START Data in this exercise
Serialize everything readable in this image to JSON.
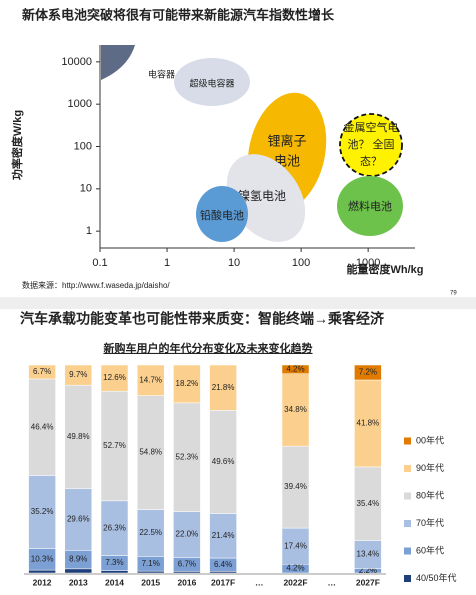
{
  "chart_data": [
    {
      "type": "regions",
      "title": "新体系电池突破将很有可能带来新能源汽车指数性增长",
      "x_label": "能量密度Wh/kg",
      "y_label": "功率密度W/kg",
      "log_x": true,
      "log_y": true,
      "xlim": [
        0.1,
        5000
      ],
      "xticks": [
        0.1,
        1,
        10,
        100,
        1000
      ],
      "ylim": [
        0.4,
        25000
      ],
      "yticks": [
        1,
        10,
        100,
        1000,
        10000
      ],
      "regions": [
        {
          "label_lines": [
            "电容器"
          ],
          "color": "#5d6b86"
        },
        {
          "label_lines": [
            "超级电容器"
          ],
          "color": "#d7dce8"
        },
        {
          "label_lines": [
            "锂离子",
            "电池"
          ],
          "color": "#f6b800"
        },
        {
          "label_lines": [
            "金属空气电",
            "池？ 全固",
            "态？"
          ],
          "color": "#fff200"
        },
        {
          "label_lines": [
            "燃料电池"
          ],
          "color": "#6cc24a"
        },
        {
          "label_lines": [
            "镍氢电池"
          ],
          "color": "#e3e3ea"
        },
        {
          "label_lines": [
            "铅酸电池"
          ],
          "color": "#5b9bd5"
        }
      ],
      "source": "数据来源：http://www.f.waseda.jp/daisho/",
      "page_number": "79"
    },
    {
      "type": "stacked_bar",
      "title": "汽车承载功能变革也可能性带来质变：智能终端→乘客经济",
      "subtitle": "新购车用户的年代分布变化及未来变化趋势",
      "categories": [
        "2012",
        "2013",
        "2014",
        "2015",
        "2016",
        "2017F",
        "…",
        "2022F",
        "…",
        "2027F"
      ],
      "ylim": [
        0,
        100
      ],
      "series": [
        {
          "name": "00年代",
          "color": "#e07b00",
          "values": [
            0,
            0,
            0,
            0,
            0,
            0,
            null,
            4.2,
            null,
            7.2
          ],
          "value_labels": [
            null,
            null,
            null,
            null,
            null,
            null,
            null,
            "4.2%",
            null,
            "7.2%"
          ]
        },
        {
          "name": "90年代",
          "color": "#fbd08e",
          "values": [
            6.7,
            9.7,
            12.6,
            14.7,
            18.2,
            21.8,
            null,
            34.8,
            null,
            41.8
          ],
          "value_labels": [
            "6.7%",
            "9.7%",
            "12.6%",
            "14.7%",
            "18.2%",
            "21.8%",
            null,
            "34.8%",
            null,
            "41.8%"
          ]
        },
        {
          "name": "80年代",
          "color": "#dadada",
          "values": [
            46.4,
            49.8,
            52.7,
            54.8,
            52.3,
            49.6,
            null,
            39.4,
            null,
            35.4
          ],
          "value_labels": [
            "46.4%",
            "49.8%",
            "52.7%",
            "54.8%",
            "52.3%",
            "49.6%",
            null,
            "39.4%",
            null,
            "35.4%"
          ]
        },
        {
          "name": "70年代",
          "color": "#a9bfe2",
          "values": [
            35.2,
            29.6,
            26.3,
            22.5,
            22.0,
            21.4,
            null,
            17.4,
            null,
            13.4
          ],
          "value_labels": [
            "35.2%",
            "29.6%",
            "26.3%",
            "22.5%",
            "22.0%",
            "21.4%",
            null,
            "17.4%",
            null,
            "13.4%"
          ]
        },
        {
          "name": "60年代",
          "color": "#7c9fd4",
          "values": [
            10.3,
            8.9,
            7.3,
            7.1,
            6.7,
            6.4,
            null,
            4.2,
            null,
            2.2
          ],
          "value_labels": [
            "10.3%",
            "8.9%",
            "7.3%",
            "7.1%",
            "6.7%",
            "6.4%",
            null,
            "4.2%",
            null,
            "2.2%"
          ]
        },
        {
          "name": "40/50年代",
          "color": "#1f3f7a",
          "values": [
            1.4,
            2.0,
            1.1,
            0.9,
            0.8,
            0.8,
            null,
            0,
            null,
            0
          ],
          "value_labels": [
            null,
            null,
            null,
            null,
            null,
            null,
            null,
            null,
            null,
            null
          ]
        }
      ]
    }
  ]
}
END Data in this exercise
> **Short problem**:
Pick out every line with the string "name" and copy it.

> **Correct output**:
          "name": "00年代",
          "name": "90年代",
          "name": "80年代",
          "name": "70年代",
          "name": "60年代",
          "name": "40/50年代",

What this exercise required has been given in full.